* [DATA ROWS]
================
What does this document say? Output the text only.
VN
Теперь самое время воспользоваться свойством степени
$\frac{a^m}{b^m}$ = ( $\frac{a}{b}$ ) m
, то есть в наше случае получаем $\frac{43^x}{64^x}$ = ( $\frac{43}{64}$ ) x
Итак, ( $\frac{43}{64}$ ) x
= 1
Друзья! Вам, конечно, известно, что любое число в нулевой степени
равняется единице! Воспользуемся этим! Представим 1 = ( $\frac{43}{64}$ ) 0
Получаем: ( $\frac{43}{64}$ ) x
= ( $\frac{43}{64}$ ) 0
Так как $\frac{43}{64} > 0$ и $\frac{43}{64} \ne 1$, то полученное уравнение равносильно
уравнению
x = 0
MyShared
================
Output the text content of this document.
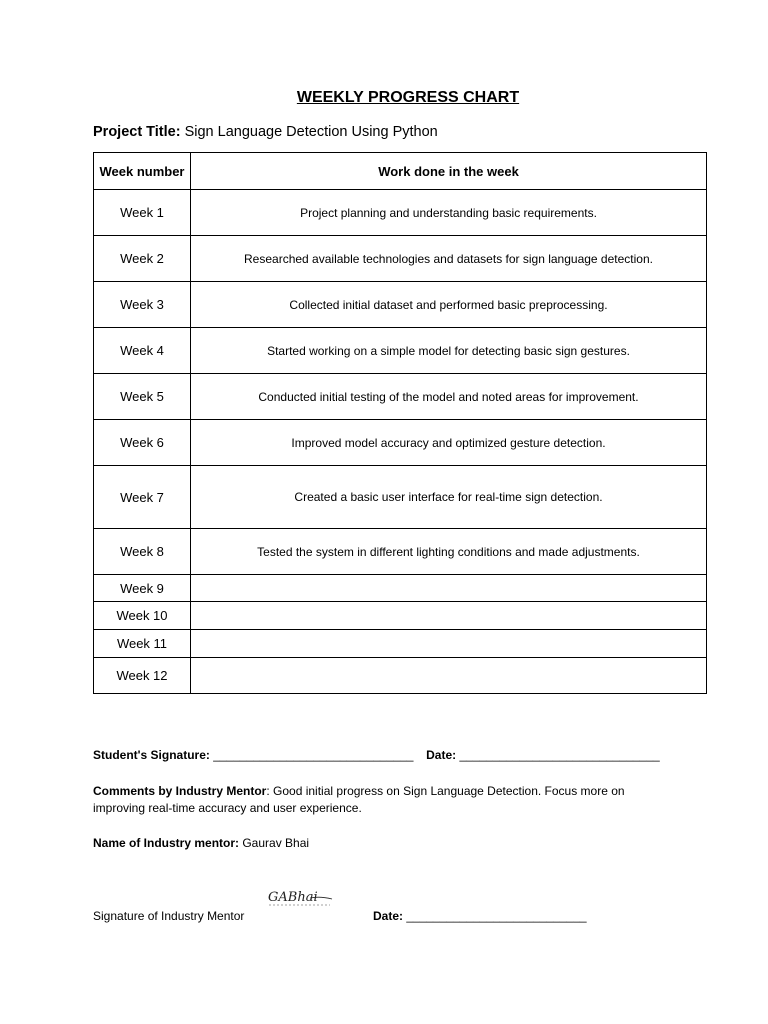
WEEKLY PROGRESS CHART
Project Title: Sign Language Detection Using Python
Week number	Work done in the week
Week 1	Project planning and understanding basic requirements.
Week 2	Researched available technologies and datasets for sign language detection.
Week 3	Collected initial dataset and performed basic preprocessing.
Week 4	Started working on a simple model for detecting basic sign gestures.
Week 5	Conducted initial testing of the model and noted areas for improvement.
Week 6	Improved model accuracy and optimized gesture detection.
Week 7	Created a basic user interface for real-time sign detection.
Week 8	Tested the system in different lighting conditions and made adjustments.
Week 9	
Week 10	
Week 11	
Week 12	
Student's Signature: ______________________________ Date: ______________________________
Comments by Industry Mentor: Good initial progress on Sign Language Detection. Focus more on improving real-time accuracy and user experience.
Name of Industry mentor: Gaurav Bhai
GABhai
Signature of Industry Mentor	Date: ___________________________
================
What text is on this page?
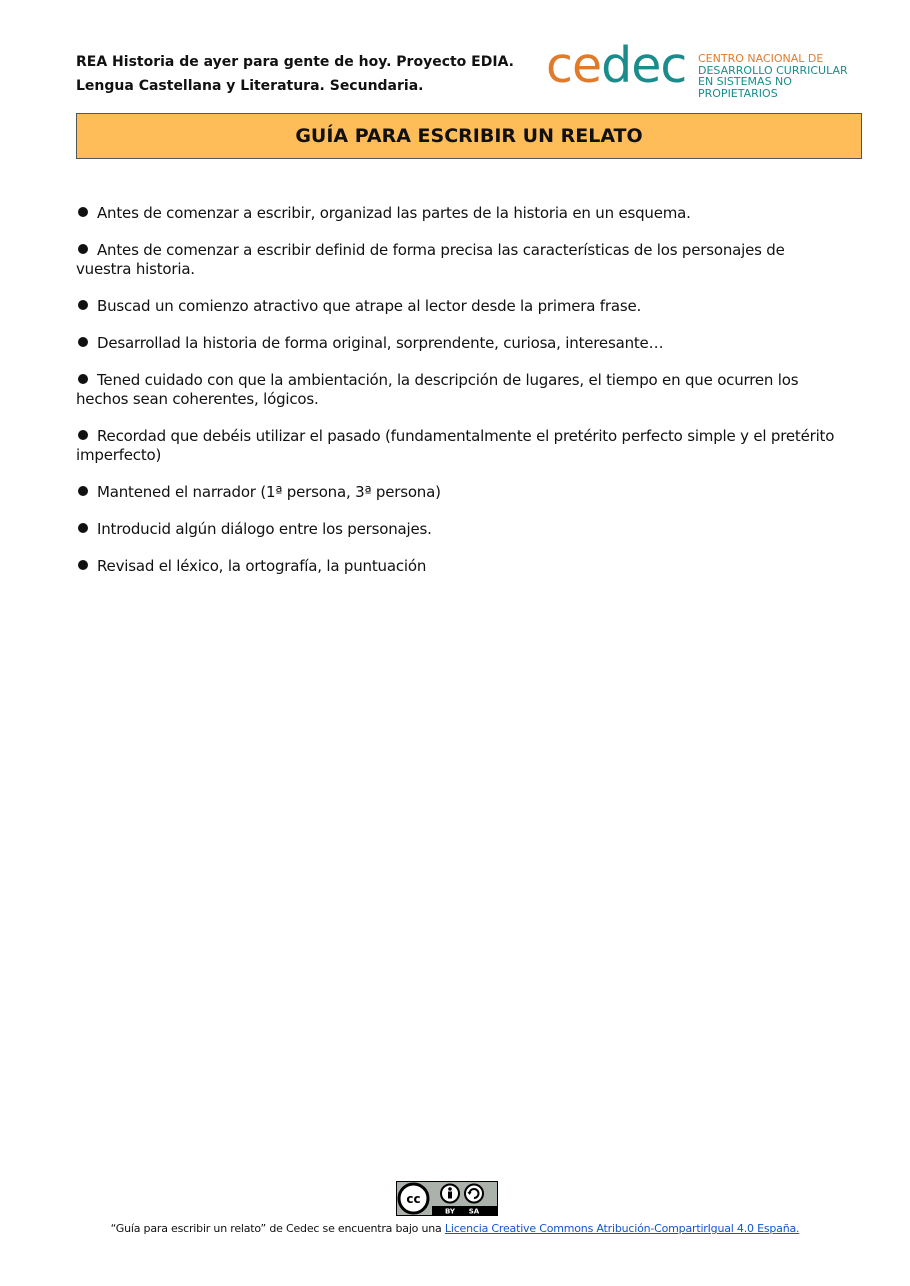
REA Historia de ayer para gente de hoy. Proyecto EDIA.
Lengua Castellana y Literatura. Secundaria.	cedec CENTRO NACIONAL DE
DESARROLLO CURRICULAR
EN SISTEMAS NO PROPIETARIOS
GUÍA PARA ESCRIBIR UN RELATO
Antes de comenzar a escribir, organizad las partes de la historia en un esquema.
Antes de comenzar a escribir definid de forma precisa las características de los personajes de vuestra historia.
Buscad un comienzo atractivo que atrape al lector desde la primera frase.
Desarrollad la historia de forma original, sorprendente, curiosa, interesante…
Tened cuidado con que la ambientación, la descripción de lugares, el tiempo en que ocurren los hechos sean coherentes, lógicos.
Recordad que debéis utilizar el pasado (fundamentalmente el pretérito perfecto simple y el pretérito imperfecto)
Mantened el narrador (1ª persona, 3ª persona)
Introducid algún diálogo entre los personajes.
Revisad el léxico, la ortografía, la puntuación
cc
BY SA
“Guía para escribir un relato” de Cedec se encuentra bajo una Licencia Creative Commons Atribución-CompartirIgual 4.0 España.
================
* [PROBLEM TO SOLVE]
Pick out the lines that include the word "forma" and write them out.

* [ANSWER TO THIS PROBLEM]
Antes de comenzar a escribir definid de forma precisa las características de los personajes de vuestra historia.
Desarrollad la historia de forma original, sorprendente, curiosa, interesante…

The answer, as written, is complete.